Obiettivo 1: Secondo la pagina sui Campi Flegrei, a quale profondità si trova la cavità scoperta?
Obiettivo 2: Traduci in inglese questa frase della pagina sui Campi Flegrei: "La cavità individuata per la prima volta mette in comunicazione il serbatoio profondo responsabile del sollevamento del suolo con le fumarole superficiali di Solfatara e Pisciarelli."

Pagina:
Risuona nello stesso modo dal 2018, è così che un team internazionale guidato dall’Università di Pisa ha scoperto una cavità nascosta sotto i Campi Flegrei a 3,6 km di profondità, relativamente vicina alla superficie. La ricerca, pubblicata su Nature Communications Earth and Environment e frutto di una collaborazione con l'Istituto Nazionale di Geofisica e Vulcanologia (INGV) e il GFZ Helmholtz Centre for Geosciences di Potsdam, apre nuove prospettive per comprendere l’evoluzione del sistema vulcanico e valutare meglio i rischi associati. La cavità individuata per la prima volta mette in comunicazione il serbatoio profondo responsabile del sollevamento del suolo con le fumarole superficiali di Solfatara e Pisciarelli. E’ lunga circa un chilometro, larga circa 650 metri con uno spessore medio di 35 centimetri e un volume complessivo intorno ai 220.000 metri cubi. Le analisi non ha rivelato con certezza il contenuto forse gas ad alta pressione o fluidi magmatici.

“Abbiamo individuato la cavità grazie all’analisi di segnali sismici di lunghissimo periodo (VLP) - spiega Giacomo Rapagnani, dottorando dell’Università di Pisa e e primo autore dello studio – Questa struttura risuona sempre alla stessa frequenza (0,114 Hz) da almeno sette anni, segno che le sue dimensioni e la sua composizione sono rimaste stabili nel tempo, si tratta di un indizio prezioso per comprendere come si evolvono i flussi di fluidi nel sottosuolo e individuare eventuali segnali di variazione strutturale che potrebbero indicare un aumento del rischio vulcanico”.

I Campi Flegrei, situati nel Golfo di Napoli, sono tra i complessi vulcanici più monitorati al mondo. Dal 2005 l’area è interessata da una nuova fase di sollevamento del suolo, nota come bradisisma, accompagnata da terremoti di intensità crescente. L’evento sismico più forte, di magnitudo Md 4.6, è avvenuto il 30 giugno 2025. “Abbiamo analizzato oltre cento terremoti avvenuti dal 2018 a oggi - continua Rapagnani – è così emerso che in coincidenza con i terremoti più intensi si attiva una “risonanza” a bassa frequenza che ha rilevato appunto l’esistenza della frattura. È un comportamento simile a quello osservato in altri vulcani attivi, ma mai documentato prima nei Campi Flegrei”.

Dati forniti:
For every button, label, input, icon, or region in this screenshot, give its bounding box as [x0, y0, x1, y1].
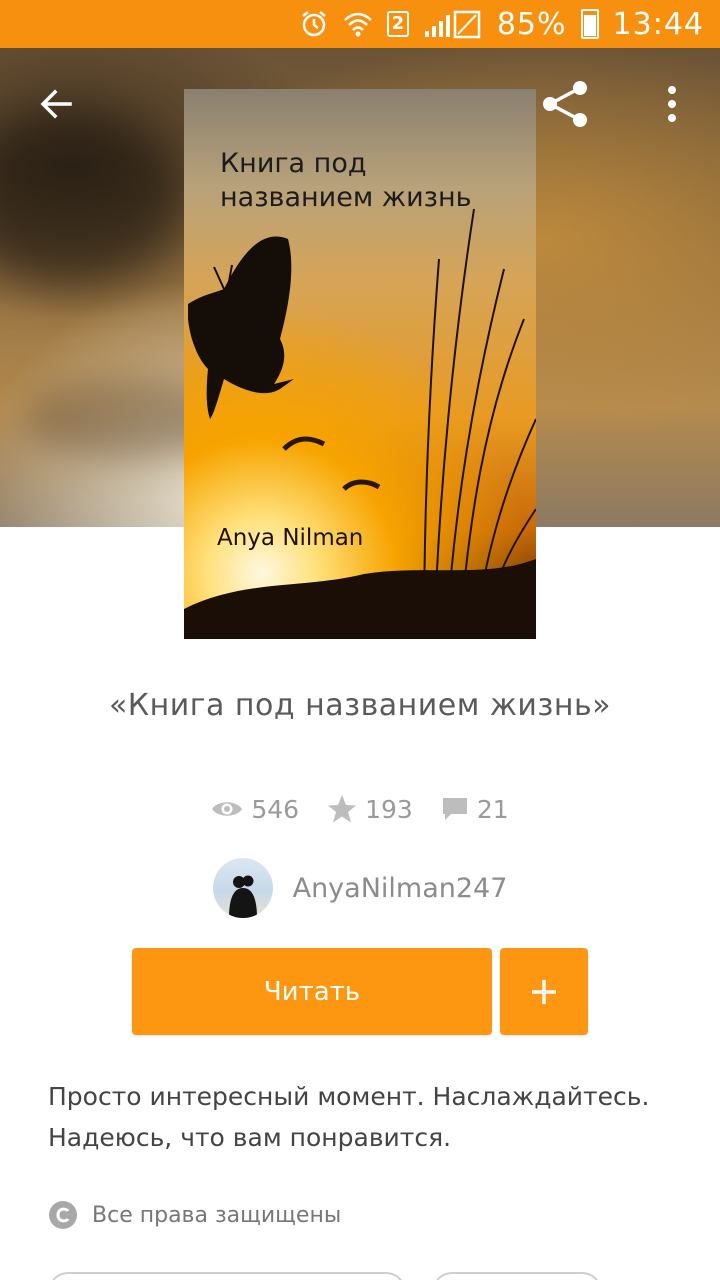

Soluzione esercizio 1: A 3,6 km di profondità.

Soluzione esercizio 2: The cavity, identified for the first time, connects the deep reservoir responsible for ground uplift with the surface fumaroles of Solfatara and Pisciarelli.